= OBJECTIVE =
Go over the listing below line by line and tally those containing "deux". Give only the tally.

## Start

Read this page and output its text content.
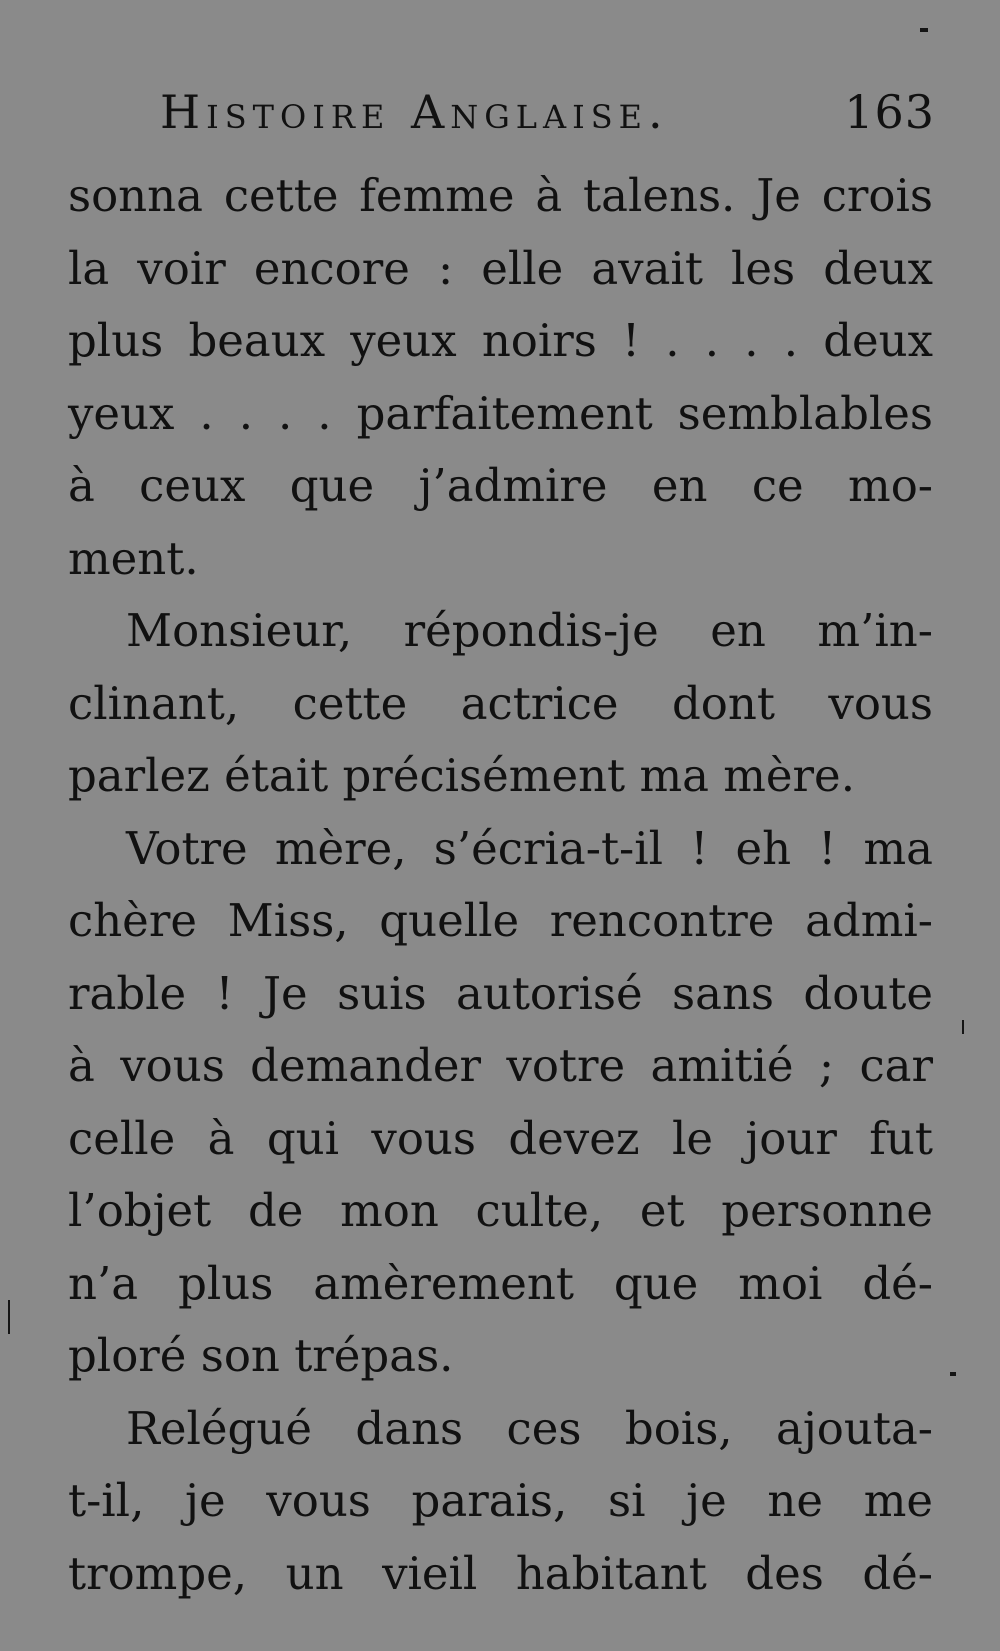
Histoire Anglaise.	163
sonna cette femme à talens. Je crois
la voir encore : elle avait les deux
plus beaux yeux noirs ! . . . . deux
yeux . . . . parfaitement semblables
à ceux que j’admire en ce mo-
ment.
Monsieur, répondis-je en m’in-
clinant, cette actrice dont vous
parlez était précisément ma mère.
Votre mère, s’écria-t-il ! eh ! ma
chère Miss, quelle rencontre admi-
rable ! Je suis autorisé sans doute
à vous demander votre amitié ; car
celle à qui vous devez le jour fut
l’objet de mon culte, et personne
n’a plus amèrement que moi dé-
ploré son trépas.
Relégué dans ces bois, ajouta-
t-il, je vous parais, si je ne me
trompe, un vieil habitant des dé-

## End

= SOLUTION =
2